▸ EXERCISE INPUTS
##############################

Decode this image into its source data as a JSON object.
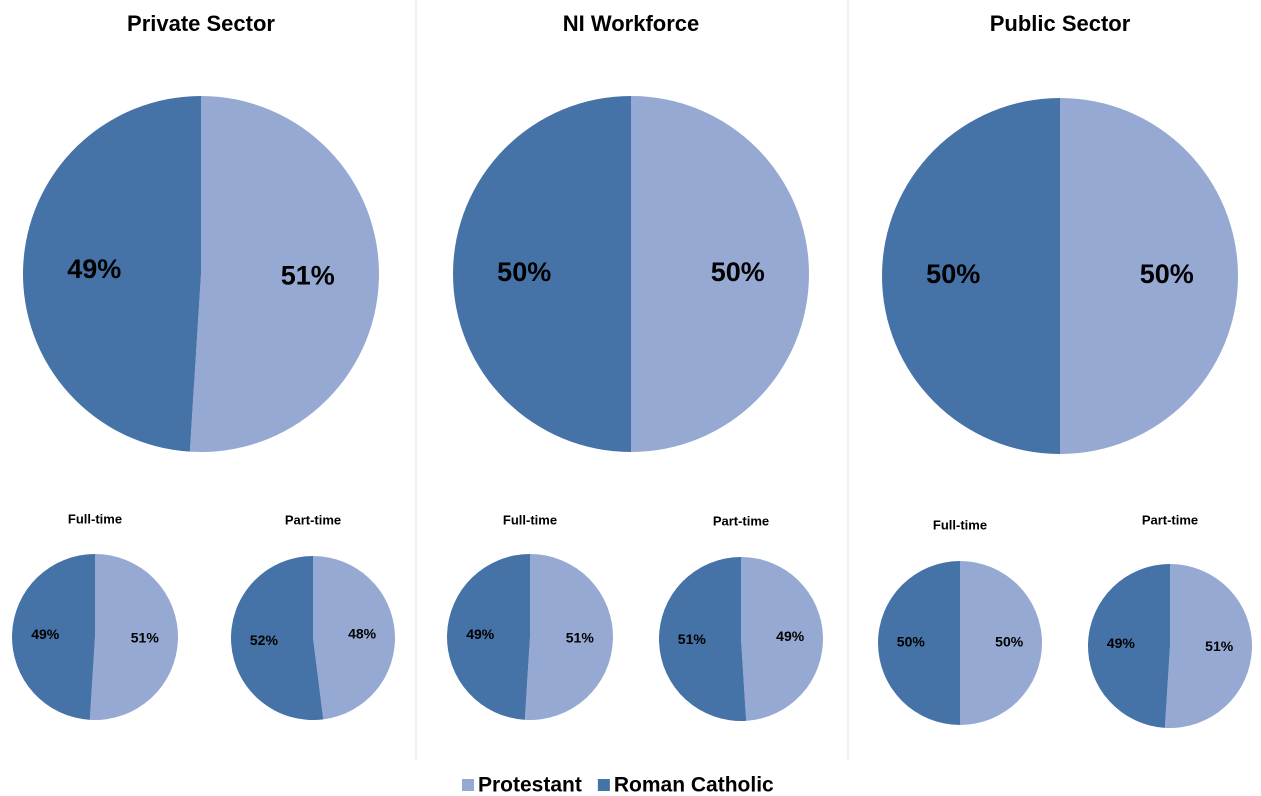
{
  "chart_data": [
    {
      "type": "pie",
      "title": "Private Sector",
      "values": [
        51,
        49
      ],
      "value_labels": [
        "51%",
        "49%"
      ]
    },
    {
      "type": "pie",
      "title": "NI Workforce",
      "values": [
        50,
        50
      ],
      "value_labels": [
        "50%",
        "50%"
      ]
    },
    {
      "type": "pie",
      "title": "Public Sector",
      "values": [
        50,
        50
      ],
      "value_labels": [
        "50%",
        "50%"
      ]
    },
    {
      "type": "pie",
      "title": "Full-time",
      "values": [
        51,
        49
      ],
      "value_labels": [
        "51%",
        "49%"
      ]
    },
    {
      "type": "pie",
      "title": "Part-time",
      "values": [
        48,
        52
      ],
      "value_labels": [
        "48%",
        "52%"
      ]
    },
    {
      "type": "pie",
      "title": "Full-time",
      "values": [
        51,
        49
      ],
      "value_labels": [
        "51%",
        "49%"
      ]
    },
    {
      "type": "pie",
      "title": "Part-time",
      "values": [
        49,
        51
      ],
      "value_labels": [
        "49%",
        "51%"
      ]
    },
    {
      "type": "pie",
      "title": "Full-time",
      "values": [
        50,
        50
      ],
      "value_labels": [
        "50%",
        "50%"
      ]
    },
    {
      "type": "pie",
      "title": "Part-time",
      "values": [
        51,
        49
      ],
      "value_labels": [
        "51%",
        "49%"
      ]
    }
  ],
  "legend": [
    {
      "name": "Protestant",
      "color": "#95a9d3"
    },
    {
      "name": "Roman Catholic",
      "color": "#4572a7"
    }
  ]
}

##############################

▸ PROMPT
Keep the pictures out of your copy, and repeat every entry above exactly.

▸ WRITTEN ANSWER
Decode this image into its source data as a JSON object.
{
  "chart_data": [
    {
      "type": "pie",
      "title": "Private Sector",
      "values": [
        51,
        49
      ],
      "value_labels": [
        "51%",
        "49%"
      ]
    },
    {
      "type": "pie",
      "title": "NI Workforce",
      "values": [
        50,
        50
      ],
      "value_labels": [
        "50%",
        "50%"
      ]
    },
    {
      "type": "pie",
      "title": "Public Sector",
      "values": [
        50,
        50
      ],
      "value_labels": [
        "50%",
        "50%"
      ]
    },
    {
      "type": "pie",
      "title": "Full-time",
      "values": [
        51,
        49
      ],
      "value_labels": [
        "51%",
        "49%"
      ]
    },
    {
      "type": "pie",
      "title": "Part-time",
      "values": [
        48,
        52
      ],
      "value_labels": [
        "48%",
        "52%"
      ]
    },
    {
      "type": "pie",
      "title": "Full-time",
      "values": [
        51,
        49
      ],
      "value_labels": [
        "51%",
        "49%"
      ]
    },
    {
      "type": "pie",
      "title": "Part-time",
      "values": [
        49,
        51
      ],
      "value_labels": [
        "49%",
        "51%"
      ]
    },
    {
      "type": "pie",
      "title": "Full-time",
      "values": [
        50,
        50
      ],
      "value_labels": [
        "50%",
        "50%"
      ]
    },
    {
      "type": "pie",
      "title": "Part-time",
      "values": [
        51,
        49
      ],
      "value_labels": [
        "51%",
        "49%"
      ]
    }
  ],
  "legend": [
    {
      "name": "Protestant",
      "color": "#95a9d3"
    },
    {
      "name": "Roman Catholic",
      "color": "#4572a7"
    }
  ]
}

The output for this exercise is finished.